[Saved data entries]
▽

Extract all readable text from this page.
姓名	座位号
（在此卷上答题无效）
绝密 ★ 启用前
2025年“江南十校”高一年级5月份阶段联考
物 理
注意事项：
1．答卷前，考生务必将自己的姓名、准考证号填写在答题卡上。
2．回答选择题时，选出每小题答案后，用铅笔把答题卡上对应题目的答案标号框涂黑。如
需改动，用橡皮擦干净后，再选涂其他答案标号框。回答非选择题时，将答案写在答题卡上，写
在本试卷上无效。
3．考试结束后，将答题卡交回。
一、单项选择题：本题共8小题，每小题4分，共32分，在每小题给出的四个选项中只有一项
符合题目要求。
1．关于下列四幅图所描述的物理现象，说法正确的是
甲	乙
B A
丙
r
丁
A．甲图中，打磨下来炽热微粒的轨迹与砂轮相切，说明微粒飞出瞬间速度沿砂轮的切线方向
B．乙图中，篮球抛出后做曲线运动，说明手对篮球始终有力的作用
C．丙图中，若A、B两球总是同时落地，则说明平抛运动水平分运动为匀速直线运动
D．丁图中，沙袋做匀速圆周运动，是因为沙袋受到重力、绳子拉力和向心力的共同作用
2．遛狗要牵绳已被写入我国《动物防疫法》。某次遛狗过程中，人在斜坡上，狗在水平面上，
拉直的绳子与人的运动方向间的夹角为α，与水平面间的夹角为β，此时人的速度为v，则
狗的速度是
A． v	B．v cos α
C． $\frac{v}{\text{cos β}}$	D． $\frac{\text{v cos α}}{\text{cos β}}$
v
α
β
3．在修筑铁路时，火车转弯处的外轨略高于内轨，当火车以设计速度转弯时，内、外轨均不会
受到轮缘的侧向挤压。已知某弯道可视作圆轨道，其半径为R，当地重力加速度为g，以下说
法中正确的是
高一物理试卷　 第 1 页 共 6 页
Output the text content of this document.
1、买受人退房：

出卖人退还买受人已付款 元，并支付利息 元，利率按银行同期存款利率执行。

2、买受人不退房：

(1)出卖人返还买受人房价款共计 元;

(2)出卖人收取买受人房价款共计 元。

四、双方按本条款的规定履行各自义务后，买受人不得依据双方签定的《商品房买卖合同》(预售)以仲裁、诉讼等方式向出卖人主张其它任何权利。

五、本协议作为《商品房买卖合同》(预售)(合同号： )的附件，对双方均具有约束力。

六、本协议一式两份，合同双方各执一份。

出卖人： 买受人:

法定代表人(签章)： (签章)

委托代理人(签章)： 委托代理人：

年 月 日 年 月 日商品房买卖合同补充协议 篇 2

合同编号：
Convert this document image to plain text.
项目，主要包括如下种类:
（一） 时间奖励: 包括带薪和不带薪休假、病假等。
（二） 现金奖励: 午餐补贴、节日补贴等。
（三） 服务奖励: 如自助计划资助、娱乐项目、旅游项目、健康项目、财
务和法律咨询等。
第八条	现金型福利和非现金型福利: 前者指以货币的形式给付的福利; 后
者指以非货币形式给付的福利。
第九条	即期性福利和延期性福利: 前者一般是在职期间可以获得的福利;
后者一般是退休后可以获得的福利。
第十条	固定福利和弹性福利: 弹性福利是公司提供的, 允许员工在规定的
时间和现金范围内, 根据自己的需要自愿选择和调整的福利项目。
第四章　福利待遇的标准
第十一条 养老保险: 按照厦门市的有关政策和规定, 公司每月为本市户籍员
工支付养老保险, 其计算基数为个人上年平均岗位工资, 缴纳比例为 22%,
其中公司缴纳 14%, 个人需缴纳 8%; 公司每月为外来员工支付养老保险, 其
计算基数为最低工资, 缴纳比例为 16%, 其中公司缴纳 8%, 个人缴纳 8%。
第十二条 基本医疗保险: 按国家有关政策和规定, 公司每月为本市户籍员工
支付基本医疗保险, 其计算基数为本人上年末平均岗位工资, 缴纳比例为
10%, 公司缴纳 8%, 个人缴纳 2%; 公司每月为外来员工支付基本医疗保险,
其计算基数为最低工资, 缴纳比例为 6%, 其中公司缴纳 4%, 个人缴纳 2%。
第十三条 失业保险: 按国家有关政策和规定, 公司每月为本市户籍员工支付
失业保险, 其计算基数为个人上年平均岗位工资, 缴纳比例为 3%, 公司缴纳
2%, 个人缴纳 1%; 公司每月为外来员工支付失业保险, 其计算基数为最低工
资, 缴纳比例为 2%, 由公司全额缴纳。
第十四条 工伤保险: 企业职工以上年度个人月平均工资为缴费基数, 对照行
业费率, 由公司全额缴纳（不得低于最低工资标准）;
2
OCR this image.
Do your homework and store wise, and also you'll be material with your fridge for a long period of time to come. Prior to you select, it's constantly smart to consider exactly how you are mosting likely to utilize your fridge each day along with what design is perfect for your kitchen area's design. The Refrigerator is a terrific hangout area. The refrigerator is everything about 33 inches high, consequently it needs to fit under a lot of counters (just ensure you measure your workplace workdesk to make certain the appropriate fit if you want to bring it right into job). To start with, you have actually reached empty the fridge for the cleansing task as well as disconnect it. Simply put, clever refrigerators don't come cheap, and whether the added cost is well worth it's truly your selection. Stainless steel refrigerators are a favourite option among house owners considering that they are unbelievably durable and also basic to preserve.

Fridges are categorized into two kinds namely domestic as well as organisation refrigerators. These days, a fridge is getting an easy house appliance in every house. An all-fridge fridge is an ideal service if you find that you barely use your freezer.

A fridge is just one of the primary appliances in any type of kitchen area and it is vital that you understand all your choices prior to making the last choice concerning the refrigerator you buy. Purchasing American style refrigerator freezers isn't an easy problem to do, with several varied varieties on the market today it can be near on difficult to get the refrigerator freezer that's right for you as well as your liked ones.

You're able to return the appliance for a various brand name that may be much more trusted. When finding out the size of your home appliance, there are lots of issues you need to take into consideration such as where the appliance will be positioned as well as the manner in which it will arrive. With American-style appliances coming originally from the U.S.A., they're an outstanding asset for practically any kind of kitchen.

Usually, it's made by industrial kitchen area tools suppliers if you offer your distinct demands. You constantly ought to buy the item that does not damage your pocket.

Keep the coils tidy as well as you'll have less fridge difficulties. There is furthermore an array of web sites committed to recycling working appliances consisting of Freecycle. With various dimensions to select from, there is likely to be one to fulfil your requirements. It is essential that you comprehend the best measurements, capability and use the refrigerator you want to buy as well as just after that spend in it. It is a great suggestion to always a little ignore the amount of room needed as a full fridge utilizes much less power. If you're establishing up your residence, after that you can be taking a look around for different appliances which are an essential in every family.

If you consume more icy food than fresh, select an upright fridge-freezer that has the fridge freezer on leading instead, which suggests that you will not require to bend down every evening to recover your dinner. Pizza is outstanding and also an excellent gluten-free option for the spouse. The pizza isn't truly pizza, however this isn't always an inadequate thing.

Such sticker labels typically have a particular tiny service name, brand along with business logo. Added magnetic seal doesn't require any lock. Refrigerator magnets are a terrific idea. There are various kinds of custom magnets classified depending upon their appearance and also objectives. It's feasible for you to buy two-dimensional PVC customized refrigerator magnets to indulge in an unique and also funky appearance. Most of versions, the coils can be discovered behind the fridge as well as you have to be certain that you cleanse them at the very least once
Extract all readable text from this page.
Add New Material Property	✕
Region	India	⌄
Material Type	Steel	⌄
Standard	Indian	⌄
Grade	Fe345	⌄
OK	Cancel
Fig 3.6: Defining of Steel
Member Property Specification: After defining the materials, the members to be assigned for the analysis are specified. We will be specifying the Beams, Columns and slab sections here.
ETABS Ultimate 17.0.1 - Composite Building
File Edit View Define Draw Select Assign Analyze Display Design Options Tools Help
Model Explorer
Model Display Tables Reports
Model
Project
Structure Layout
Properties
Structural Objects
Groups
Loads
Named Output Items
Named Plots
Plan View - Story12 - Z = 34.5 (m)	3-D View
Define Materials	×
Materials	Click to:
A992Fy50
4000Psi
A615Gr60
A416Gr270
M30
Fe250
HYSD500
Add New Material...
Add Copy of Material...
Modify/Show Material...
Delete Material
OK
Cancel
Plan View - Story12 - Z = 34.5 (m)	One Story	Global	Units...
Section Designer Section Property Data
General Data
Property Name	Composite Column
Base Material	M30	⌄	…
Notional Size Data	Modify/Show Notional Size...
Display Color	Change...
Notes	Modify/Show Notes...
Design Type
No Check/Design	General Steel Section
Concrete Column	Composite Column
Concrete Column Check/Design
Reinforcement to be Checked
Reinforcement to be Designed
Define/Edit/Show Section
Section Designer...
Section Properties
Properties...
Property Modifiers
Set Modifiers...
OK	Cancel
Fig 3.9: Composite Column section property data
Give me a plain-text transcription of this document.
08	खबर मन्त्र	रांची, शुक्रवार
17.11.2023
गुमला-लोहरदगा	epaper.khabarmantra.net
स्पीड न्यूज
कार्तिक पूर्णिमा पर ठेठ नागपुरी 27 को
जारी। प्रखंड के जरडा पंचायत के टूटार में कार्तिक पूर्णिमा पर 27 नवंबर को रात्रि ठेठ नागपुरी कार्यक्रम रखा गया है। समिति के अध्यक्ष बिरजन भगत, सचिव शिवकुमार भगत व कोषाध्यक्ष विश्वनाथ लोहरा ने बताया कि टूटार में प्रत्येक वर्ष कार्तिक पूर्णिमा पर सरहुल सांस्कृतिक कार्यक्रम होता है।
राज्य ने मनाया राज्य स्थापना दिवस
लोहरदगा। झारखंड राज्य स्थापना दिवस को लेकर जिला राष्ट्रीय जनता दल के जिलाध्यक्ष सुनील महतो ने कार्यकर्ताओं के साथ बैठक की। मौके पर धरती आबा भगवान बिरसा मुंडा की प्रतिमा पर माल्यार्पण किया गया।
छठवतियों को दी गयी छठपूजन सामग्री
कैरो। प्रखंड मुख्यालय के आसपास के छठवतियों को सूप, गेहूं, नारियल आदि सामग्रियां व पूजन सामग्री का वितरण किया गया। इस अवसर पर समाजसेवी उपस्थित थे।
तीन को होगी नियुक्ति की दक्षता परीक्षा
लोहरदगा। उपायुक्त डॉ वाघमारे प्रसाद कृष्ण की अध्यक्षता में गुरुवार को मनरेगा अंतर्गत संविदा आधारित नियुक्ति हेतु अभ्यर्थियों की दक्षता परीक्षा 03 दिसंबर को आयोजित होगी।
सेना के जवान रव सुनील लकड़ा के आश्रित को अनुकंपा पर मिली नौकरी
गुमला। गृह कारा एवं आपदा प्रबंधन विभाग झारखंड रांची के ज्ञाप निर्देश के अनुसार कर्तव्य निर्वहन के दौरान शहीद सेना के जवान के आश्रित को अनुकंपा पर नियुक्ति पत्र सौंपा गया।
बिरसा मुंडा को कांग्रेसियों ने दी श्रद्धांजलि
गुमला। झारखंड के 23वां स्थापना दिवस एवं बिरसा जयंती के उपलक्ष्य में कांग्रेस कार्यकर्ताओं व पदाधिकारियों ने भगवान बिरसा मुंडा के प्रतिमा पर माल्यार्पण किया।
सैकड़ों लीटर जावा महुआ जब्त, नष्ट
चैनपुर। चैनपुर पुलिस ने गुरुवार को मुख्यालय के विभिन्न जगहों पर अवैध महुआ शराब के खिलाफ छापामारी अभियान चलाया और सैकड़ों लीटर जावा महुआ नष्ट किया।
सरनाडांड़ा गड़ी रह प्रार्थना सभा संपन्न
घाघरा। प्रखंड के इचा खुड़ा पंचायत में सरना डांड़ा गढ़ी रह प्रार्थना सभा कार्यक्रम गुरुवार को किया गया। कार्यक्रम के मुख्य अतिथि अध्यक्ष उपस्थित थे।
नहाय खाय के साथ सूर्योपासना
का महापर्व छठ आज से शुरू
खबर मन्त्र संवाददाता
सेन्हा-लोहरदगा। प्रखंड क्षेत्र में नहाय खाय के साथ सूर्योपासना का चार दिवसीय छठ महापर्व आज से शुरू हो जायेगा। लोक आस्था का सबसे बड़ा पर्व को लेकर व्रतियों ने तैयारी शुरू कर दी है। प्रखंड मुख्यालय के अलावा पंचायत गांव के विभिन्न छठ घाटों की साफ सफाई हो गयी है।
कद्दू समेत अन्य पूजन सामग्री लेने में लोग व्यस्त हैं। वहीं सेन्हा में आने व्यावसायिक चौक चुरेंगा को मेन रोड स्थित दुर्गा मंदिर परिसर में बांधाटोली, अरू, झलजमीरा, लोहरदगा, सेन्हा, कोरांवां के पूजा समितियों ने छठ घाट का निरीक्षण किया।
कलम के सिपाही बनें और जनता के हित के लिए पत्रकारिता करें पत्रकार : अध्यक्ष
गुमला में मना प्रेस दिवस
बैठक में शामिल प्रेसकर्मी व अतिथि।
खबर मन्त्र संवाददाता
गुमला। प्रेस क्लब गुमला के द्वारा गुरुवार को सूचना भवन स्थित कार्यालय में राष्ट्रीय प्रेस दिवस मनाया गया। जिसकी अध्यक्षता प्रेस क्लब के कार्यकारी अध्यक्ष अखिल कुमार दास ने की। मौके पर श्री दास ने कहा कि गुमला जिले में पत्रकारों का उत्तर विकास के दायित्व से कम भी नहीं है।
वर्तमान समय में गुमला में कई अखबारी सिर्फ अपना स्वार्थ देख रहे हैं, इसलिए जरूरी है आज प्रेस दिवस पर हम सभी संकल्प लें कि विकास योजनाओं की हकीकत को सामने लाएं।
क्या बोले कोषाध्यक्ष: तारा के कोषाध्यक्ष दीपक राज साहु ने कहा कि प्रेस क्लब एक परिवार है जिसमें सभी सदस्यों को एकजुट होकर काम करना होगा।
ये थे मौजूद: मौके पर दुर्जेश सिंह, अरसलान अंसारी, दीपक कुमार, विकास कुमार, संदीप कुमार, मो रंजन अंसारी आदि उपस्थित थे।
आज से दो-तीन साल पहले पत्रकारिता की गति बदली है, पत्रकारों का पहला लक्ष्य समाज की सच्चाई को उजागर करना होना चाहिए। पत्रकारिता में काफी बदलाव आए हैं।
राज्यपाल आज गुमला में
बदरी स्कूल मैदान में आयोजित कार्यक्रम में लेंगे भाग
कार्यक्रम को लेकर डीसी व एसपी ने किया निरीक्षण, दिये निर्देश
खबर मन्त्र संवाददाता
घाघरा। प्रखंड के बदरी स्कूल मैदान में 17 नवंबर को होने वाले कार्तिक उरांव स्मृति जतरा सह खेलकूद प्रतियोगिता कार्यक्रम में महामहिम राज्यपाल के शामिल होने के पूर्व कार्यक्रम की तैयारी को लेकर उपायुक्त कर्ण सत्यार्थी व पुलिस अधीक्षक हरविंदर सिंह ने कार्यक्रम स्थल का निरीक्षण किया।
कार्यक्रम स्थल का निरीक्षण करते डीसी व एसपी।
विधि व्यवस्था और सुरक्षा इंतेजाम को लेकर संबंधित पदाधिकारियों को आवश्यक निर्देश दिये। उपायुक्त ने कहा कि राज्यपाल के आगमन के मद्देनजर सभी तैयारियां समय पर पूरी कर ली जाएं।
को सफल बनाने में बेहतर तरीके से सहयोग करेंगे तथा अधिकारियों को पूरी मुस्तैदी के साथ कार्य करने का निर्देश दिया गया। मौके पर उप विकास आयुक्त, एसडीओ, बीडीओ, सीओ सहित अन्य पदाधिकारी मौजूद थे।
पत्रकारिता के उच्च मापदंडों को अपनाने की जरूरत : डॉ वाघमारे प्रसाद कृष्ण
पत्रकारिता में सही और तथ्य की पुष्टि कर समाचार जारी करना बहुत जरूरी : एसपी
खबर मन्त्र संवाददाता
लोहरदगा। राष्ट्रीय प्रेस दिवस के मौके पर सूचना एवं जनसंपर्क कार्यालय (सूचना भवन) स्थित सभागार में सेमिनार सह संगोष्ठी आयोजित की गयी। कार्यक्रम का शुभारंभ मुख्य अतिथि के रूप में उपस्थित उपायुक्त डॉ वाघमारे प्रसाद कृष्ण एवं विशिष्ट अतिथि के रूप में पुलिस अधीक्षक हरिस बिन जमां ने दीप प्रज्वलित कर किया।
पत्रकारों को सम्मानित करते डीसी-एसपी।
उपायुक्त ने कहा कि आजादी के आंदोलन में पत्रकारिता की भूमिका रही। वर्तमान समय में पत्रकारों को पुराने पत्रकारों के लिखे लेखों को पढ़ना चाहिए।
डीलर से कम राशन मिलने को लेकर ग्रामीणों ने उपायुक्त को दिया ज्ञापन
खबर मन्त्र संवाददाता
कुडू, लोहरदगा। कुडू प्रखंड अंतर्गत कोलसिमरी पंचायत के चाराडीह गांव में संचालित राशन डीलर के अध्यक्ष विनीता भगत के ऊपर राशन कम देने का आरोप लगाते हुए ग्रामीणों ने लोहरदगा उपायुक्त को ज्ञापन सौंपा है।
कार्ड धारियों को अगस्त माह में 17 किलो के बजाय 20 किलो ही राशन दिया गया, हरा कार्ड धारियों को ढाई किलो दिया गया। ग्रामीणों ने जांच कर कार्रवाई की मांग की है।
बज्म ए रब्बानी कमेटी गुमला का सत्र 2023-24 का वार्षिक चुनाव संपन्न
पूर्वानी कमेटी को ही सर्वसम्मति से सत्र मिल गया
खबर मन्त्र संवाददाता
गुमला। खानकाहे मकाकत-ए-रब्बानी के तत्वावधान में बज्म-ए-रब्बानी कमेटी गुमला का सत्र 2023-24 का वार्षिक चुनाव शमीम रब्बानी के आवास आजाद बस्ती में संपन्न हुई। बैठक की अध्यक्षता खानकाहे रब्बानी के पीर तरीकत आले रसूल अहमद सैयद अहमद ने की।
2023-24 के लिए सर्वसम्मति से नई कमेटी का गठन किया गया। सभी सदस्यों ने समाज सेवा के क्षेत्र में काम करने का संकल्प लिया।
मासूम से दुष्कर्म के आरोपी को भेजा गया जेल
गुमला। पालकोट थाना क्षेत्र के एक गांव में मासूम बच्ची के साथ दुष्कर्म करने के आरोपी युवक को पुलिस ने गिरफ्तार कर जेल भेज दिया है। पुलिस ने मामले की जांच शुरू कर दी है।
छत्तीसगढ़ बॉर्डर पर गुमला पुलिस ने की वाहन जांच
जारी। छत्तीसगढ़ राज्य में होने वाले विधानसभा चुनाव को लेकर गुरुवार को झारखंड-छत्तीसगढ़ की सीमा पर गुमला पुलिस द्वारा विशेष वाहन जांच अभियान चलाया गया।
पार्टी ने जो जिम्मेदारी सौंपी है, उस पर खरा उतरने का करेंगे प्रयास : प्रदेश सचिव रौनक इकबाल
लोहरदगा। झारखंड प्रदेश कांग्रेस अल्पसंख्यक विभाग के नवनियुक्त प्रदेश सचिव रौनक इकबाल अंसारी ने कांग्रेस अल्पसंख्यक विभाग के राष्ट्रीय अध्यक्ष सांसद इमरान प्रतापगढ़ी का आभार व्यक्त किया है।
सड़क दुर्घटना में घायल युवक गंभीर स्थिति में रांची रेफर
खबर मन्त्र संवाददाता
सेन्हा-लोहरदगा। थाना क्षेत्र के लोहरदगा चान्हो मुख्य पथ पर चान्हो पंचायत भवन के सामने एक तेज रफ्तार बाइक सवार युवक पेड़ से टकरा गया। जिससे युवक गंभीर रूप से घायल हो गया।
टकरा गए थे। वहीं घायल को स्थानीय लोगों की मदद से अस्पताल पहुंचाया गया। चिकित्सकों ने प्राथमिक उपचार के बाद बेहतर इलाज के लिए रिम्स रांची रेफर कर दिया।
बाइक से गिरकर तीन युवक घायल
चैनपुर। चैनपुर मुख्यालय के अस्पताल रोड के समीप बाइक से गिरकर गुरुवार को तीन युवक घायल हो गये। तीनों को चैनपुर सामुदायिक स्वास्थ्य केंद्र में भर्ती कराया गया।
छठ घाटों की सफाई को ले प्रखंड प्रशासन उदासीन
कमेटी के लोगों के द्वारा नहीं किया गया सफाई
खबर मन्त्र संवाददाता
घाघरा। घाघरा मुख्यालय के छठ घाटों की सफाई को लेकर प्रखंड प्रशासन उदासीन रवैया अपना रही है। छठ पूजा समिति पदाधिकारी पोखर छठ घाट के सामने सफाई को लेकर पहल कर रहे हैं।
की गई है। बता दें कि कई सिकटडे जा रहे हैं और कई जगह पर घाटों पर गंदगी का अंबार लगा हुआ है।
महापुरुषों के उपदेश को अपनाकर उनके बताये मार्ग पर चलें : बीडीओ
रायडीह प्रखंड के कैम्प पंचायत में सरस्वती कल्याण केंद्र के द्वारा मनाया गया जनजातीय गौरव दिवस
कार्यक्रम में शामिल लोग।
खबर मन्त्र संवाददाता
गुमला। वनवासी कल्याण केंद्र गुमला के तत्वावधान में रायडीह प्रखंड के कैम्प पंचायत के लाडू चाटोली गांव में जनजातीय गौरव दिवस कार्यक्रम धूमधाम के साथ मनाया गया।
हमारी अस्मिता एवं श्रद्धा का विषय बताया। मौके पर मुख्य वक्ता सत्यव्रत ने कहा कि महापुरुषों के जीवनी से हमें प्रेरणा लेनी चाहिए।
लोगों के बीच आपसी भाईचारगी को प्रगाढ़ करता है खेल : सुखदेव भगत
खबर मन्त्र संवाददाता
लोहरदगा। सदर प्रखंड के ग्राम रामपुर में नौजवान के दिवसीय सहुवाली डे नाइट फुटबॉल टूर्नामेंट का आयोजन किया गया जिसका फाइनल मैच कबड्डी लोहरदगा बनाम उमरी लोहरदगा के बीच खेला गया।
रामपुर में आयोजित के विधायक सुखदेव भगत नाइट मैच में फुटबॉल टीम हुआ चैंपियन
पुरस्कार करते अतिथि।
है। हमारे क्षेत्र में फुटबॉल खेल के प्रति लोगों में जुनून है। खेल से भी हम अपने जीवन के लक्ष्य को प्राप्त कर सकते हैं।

△

Aim of the task ▸
Reply with nothing but the number of lines that contain the word "Properties".

Exercise result ▸
3